■ **AIM OF THE TASK**
Locate the string "Cereal" in the listing below. Copy every line where it is found.

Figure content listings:

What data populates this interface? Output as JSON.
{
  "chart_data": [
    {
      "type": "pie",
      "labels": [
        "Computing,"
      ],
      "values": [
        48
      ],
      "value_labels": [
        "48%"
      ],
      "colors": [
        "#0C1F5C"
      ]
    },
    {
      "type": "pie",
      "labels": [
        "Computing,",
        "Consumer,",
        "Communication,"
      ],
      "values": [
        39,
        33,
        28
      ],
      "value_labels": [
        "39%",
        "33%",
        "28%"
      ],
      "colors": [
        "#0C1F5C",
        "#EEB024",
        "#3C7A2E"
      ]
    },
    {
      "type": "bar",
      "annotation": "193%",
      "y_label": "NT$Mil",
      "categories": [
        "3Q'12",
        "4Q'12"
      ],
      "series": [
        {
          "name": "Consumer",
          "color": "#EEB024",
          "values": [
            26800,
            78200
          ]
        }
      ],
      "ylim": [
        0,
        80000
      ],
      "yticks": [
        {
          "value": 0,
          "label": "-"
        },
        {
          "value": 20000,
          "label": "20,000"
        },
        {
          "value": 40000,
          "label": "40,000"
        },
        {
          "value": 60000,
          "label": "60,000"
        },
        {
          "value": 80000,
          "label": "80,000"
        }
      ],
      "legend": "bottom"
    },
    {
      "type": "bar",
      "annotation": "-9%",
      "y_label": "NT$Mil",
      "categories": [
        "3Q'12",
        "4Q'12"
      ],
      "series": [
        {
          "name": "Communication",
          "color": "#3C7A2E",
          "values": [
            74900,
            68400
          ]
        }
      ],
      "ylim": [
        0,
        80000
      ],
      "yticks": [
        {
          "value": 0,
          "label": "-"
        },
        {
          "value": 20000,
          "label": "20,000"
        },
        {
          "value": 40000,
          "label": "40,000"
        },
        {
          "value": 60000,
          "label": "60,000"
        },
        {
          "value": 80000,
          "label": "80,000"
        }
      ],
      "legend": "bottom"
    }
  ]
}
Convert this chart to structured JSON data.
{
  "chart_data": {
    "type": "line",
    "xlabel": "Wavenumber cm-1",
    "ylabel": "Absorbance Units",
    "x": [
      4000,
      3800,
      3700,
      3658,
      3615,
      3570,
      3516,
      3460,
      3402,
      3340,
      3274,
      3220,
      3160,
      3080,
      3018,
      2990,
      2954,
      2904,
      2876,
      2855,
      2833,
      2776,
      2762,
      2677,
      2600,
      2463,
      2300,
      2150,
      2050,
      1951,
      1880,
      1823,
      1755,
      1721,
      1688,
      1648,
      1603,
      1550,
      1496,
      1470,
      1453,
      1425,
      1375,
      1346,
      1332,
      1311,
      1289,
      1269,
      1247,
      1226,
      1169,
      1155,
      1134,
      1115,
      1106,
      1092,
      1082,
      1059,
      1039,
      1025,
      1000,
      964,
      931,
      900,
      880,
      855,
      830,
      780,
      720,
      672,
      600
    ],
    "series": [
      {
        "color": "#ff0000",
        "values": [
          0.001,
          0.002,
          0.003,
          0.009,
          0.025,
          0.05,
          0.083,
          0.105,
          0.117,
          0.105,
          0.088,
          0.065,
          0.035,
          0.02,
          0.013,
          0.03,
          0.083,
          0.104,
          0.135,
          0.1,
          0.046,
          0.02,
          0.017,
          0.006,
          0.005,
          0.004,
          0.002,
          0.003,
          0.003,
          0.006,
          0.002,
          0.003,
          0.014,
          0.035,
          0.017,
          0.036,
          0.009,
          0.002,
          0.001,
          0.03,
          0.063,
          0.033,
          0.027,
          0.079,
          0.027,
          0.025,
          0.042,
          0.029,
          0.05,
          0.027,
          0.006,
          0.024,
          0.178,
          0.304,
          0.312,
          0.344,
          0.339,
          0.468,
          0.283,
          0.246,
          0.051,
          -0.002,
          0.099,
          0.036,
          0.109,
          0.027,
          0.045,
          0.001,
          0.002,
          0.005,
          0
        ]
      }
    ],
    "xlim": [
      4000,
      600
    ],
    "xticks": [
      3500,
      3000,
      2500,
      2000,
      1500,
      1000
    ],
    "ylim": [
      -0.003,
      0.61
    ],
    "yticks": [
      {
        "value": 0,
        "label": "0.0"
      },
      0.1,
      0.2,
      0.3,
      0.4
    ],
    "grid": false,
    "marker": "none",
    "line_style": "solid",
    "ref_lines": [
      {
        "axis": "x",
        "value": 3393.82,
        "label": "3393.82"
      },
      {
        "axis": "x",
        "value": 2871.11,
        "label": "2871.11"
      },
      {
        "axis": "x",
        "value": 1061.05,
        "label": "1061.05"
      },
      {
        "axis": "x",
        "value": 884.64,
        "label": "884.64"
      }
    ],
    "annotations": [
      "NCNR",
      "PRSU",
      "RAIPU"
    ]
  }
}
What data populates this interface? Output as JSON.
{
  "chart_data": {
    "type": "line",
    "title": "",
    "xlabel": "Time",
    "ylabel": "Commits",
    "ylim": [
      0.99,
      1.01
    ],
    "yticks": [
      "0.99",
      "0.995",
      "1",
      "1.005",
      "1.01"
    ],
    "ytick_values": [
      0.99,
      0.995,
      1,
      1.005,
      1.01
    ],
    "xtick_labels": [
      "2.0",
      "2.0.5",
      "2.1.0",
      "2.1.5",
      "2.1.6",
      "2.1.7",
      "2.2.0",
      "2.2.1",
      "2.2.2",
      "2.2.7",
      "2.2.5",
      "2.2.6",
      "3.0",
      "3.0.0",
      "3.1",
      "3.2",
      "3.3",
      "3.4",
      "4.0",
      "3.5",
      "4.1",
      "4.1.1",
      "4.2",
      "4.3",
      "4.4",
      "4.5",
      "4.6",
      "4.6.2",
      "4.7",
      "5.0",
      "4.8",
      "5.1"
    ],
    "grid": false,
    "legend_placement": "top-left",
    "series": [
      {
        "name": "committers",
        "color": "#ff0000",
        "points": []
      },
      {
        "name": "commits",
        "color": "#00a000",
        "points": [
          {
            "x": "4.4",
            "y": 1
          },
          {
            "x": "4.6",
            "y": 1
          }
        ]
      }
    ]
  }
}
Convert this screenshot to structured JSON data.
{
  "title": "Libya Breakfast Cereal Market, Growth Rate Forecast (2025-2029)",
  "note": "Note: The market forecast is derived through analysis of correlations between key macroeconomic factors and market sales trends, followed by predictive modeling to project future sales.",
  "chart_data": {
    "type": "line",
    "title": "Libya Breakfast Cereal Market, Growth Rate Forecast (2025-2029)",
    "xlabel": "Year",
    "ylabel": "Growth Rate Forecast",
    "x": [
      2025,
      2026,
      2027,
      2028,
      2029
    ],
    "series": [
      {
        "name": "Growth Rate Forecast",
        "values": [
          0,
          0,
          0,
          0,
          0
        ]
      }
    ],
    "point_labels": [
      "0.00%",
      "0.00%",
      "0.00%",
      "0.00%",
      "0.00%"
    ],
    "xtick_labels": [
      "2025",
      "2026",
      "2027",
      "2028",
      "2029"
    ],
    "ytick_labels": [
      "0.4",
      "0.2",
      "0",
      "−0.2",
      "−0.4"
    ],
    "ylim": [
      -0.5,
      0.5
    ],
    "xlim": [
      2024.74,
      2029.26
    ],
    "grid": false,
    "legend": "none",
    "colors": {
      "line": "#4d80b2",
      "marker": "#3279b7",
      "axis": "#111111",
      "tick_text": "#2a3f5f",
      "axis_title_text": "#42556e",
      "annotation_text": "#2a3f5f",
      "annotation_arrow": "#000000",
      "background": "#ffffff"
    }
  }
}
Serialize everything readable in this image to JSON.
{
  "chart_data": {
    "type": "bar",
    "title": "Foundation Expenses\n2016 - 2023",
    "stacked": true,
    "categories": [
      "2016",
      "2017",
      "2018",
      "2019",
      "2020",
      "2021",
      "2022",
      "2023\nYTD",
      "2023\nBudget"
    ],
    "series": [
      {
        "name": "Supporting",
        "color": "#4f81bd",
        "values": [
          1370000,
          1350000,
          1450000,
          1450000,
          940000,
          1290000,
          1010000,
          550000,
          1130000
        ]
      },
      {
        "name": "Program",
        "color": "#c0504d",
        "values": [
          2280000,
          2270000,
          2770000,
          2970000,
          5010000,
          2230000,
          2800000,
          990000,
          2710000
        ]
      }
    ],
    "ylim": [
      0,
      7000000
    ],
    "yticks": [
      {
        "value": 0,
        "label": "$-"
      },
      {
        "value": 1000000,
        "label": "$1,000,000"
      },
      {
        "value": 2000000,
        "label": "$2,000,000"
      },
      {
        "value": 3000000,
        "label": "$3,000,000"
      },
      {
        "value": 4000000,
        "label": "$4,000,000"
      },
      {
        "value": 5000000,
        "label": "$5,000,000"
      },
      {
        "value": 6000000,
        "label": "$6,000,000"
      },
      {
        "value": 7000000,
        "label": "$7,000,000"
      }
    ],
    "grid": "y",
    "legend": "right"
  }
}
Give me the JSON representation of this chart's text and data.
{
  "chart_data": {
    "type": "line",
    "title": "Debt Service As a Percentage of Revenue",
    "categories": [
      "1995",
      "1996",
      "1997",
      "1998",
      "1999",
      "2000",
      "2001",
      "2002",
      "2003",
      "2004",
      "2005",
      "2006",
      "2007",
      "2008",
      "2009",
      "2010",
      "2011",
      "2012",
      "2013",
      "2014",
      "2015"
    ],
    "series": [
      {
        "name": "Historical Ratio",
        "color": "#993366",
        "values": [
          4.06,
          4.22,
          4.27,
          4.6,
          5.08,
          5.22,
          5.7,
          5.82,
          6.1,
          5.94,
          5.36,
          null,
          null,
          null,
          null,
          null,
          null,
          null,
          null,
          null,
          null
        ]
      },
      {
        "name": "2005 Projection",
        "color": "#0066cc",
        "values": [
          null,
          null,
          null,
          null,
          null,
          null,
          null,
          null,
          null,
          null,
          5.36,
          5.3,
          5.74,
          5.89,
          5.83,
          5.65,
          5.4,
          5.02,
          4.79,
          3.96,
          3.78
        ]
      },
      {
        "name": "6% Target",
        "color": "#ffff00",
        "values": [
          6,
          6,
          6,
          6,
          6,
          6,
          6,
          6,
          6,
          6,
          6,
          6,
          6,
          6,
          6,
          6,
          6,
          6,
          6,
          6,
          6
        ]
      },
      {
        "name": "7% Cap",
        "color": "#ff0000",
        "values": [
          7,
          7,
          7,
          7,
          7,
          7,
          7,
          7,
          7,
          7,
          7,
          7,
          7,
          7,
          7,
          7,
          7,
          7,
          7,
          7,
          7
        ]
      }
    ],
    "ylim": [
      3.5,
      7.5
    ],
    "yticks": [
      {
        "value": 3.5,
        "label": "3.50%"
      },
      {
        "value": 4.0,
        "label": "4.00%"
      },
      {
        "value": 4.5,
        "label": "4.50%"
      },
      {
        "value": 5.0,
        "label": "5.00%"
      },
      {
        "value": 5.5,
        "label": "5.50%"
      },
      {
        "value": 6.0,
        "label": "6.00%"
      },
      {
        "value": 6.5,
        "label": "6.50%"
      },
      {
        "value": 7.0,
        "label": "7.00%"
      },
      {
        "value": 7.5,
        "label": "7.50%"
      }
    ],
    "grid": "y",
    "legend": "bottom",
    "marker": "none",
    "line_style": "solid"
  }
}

■ **FINISHED EXERCISE**
  "title": "Libya Breakfast Cereal Market, Growth Rate Forecast (2025-2029)",
    "title": "Libya Breakfast Cereal Market, Growth Rate Forecast (2025-2029)",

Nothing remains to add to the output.